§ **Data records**

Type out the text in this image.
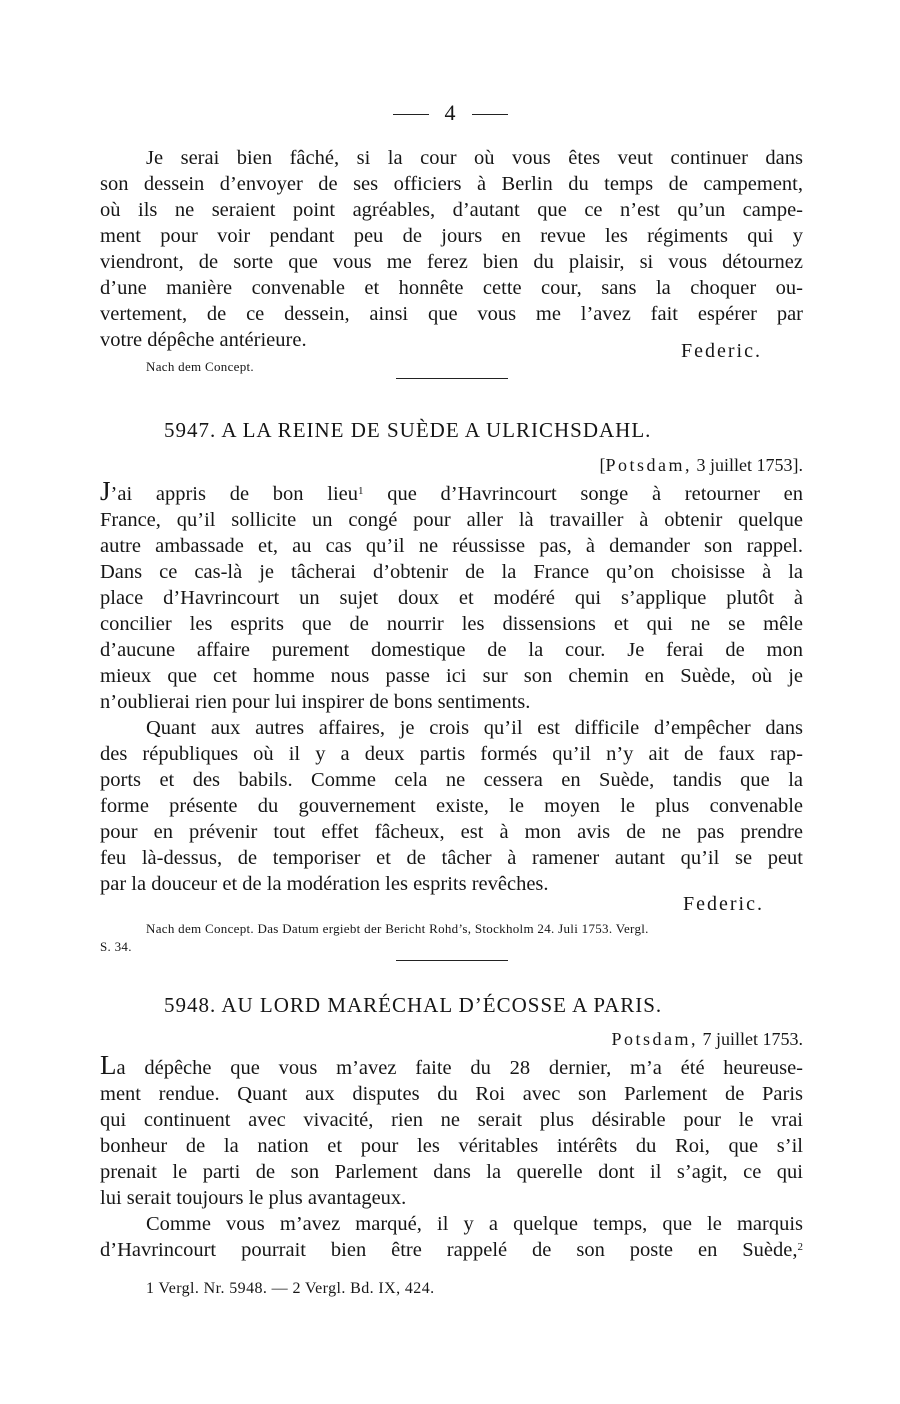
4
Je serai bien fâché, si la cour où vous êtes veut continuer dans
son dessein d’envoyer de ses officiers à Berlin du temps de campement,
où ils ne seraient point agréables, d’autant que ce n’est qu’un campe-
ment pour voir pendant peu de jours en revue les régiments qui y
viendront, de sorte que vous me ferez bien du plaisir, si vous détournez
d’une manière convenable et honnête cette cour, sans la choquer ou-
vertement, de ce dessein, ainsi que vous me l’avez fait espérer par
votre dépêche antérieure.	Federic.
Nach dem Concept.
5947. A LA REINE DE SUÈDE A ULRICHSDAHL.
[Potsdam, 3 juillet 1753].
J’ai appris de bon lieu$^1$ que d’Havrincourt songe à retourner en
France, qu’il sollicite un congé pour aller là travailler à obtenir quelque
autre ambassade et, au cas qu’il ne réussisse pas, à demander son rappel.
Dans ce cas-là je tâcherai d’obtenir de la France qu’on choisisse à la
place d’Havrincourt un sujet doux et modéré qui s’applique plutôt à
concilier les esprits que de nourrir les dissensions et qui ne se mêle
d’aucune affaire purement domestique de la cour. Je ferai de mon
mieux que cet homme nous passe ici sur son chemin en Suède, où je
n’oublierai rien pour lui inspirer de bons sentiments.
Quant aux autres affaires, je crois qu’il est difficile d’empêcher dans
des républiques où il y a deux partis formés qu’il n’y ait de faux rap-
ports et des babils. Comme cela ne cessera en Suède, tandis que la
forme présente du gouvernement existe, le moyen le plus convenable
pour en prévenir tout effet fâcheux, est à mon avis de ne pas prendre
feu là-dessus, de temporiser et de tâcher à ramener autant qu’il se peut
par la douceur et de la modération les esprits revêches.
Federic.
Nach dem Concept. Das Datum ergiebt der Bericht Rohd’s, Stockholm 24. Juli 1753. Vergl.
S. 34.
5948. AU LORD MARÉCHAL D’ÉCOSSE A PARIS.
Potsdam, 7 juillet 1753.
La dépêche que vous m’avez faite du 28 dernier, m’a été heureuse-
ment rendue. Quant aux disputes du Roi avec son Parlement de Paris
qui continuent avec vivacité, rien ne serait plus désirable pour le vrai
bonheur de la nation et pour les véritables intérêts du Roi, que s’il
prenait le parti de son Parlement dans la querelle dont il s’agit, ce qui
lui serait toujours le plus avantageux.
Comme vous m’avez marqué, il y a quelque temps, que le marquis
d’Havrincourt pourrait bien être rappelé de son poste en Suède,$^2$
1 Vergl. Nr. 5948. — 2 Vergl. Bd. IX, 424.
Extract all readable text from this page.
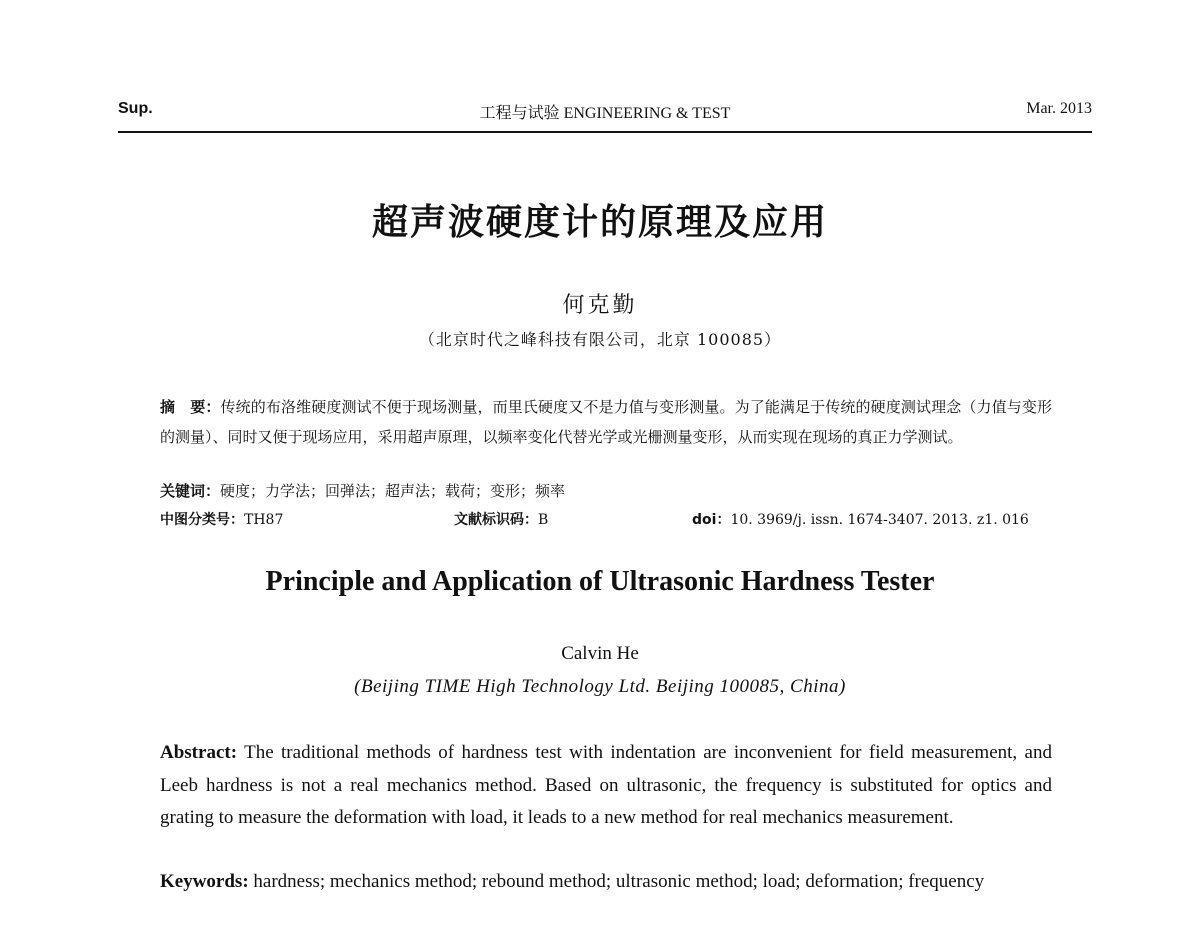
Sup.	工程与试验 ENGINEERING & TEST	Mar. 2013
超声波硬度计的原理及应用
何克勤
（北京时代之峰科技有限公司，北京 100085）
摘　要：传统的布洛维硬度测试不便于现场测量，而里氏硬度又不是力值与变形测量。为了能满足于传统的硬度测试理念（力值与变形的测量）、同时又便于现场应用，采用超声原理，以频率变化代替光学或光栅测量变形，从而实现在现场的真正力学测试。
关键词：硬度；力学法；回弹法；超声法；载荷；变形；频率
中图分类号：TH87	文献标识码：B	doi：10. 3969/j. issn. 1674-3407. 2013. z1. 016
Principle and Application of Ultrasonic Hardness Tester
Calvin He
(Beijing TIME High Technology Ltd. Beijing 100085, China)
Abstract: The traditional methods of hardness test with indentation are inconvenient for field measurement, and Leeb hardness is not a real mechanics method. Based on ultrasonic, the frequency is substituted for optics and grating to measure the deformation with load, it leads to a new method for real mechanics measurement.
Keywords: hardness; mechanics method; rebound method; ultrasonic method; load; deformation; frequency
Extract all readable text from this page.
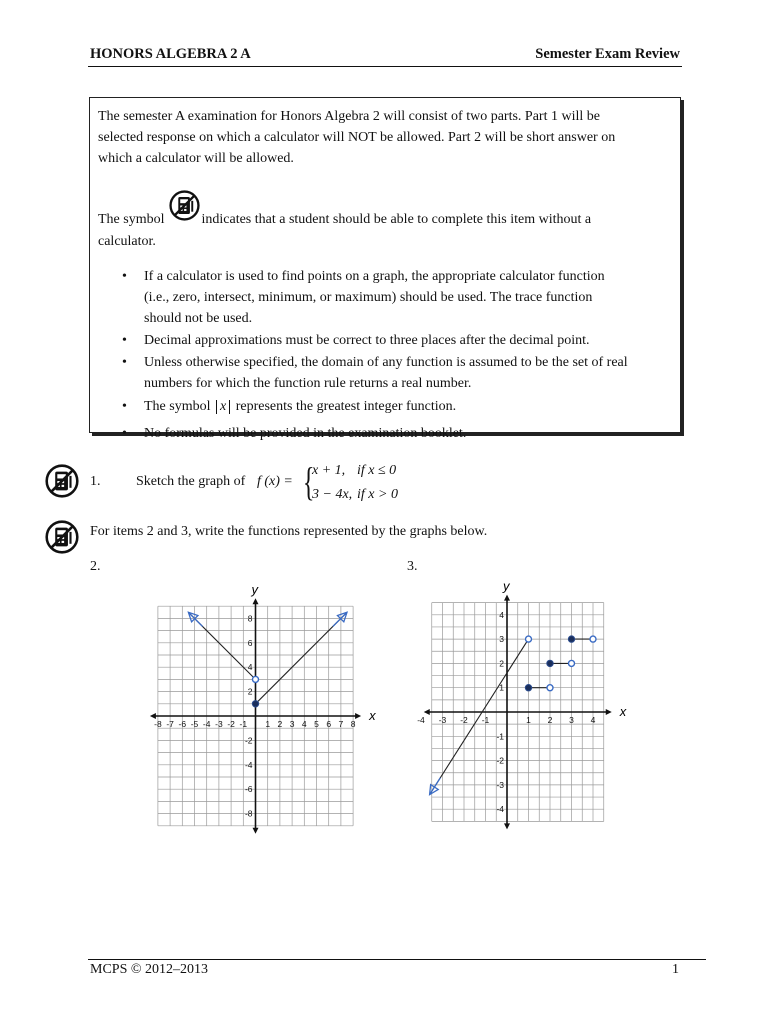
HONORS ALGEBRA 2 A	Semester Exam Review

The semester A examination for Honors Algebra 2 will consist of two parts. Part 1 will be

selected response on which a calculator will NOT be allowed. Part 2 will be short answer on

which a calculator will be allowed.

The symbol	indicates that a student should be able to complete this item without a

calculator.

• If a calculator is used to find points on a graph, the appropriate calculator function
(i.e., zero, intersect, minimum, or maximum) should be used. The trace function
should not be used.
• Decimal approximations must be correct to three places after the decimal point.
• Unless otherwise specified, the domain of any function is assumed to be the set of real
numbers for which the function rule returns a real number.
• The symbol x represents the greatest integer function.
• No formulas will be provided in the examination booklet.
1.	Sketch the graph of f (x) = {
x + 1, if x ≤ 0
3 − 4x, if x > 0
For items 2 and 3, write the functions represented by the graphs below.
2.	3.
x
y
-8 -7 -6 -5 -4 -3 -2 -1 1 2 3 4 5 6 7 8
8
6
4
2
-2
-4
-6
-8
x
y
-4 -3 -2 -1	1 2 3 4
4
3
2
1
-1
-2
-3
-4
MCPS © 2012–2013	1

---

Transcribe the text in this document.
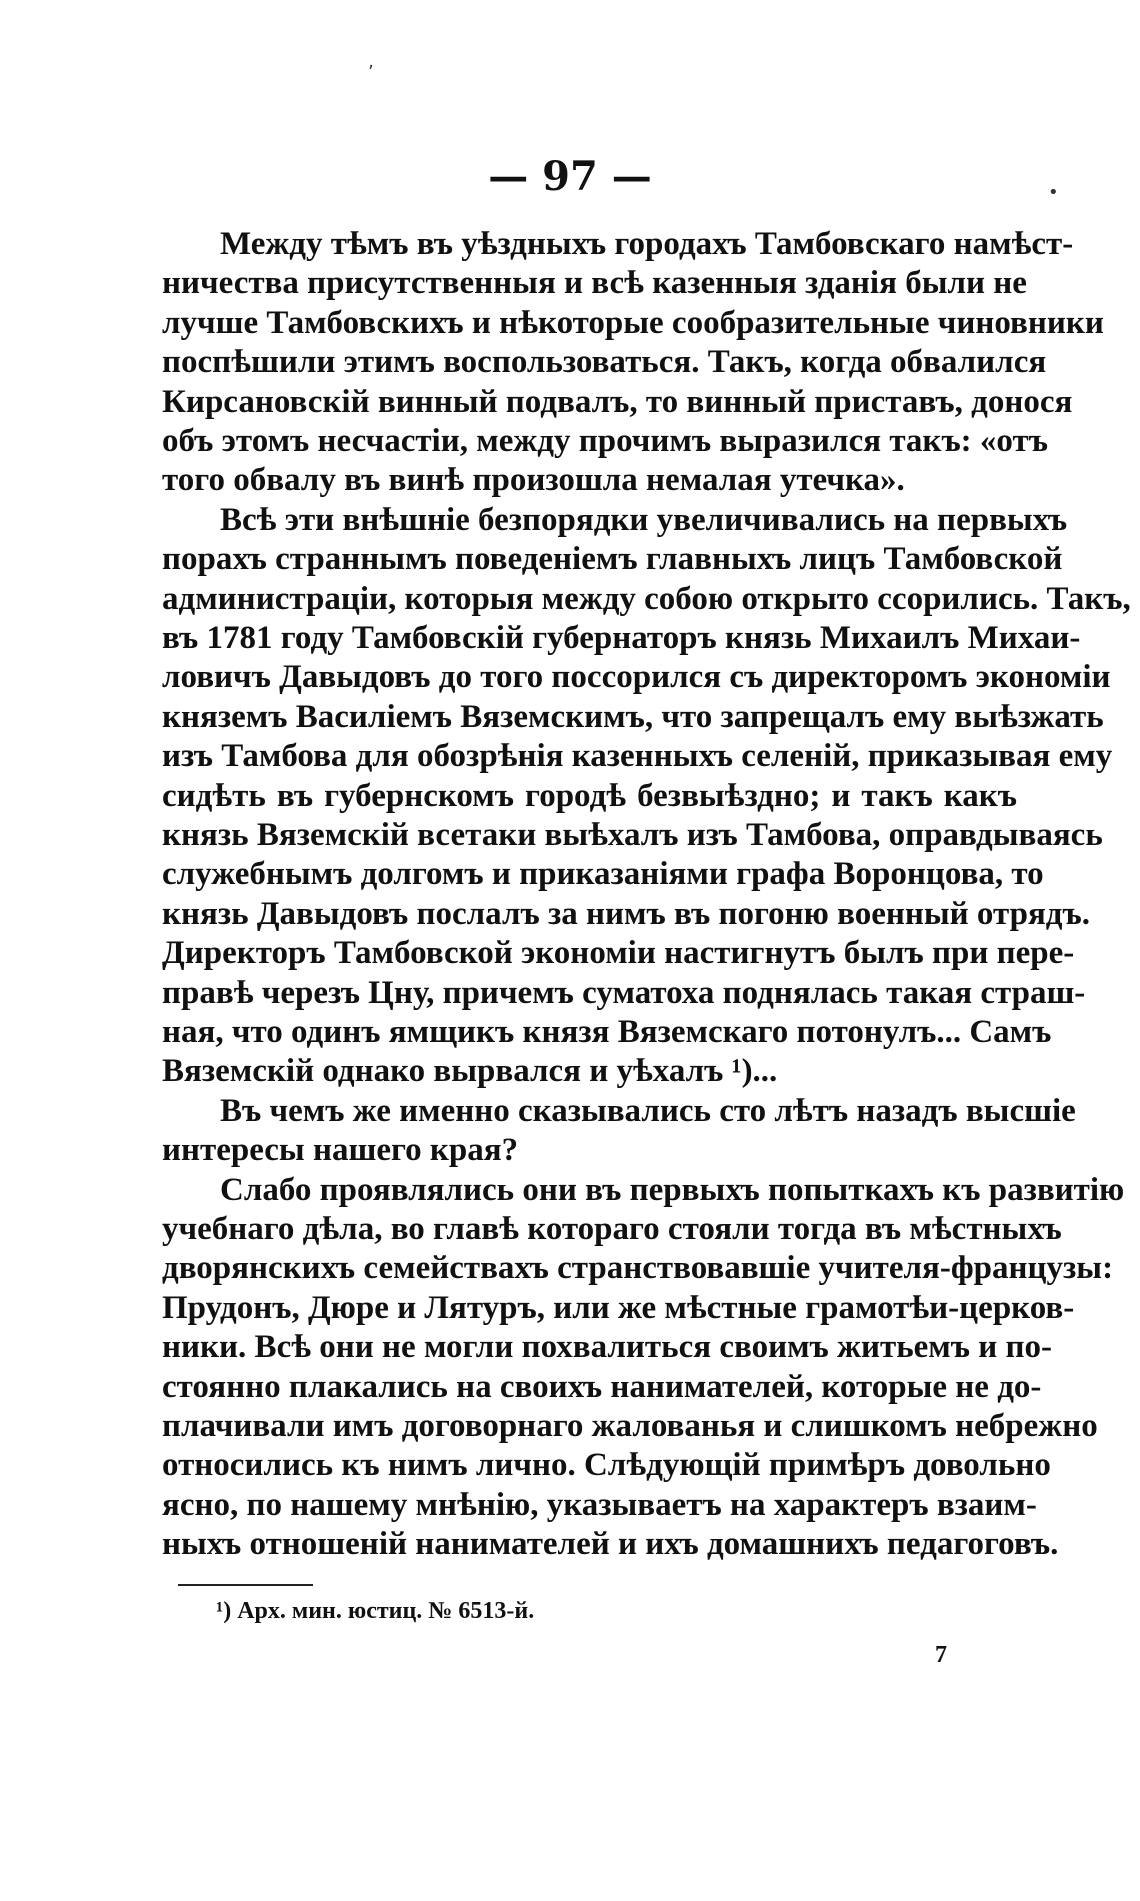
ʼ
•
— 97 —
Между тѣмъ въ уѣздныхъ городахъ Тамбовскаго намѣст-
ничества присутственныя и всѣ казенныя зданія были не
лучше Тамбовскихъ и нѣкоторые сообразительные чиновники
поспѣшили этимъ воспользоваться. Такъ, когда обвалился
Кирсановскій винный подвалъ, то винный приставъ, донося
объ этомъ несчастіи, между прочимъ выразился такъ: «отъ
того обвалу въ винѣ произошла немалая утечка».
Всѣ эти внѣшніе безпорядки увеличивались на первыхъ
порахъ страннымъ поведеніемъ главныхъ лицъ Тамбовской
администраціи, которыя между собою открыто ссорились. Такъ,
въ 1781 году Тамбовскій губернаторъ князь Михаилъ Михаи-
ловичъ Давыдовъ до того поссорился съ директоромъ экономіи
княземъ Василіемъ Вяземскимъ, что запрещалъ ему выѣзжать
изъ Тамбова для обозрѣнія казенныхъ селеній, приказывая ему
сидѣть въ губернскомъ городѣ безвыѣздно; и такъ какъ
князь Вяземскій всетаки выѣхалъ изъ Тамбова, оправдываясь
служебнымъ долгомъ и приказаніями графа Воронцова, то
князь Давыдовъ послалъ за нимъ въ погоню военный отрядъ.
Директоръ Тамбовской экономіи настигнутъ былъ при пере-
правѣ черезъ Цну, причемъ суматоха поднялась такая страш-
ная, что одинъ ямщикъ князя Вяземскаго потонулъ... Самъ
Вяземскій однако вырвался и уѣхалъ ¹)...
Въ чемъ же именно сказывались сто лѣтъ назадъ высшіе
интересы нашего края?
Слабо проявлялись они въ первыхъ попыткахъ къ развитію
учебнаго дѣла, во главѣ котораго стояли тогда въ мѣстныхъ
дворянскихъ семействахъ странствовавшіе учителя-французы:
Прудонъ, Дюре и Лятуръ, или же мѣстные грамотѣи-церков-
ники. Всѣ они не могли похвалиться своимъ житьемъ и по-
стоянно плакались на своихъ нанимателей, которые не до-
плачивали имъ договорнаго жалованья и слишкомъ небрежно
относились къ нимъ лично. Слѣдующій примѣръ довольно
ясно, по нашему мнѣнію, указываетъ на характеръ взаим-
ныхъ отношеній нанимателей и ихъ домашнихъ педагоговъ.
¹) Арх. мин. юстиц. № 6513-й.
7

--

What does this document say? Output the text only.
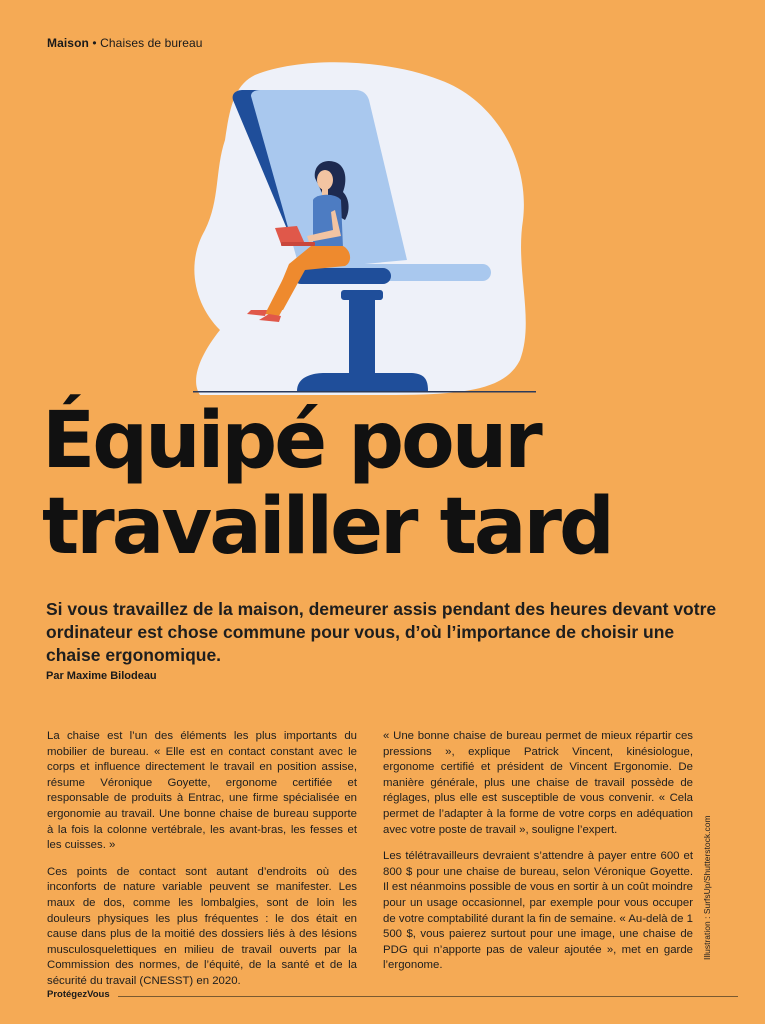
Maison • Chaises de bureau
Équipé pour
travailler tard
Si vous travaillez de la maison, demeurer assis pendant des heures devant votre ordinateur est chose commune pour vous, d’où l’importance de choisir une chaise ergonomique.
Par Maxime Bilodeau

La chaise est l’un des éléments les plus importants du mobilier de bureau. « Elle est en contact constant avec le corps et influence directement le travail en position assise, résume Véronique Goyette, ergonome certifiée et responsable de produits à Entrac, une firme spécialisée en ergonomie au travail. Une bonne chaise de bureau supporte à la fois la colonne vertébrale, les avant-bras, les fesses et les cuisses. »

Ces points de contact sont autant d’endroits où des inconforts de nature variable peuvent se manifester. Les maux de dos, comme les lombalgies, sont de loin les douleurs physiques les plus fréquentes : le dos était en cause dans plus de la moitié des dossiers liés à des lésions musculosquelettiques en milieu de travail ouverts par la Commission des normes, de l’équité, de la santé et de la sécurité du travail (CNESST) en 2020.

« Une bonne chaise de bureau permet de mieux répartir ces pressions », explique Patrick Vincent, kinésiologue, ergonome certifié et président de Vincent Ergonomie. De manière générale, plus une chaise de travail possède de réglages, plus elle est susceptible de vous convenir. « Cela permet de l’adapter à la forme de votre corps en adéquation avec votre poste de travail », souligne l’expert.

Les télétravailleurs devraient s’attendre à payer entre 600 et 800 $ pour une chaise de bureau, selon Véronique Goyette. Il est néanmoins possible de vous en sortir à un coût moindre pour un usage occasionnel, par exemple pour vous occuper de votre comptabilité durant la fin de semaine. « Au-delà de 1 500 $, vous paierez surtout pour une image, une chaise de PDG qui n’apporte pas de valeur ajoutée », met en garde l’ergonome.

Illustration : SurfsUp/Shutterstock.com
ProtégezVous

§ **Job**
Pull out all lines in the data above that include "autant".

§ **Task result**
où ils ne seraient point agréables, d’autant que ce n’est qu’un campe-
feu là-dessus, de temporiser et de tâcher à ramener autant qu’il se peut
Ces points de contact sont autant d’endroits où des inconforts de nature variable peuvent se manifester. Les maux de dos, comme les lombalgies, sont de loin les douleurs physiques les plus fréquentes : le dos était en cause dans plus de la moitié des dossiers liés à des lésions musculosquelettiques en milieu de travail ouverts par la Commission des normes, de l’équité, de la santé et de la sécurité du travail (CNESST) en 2020.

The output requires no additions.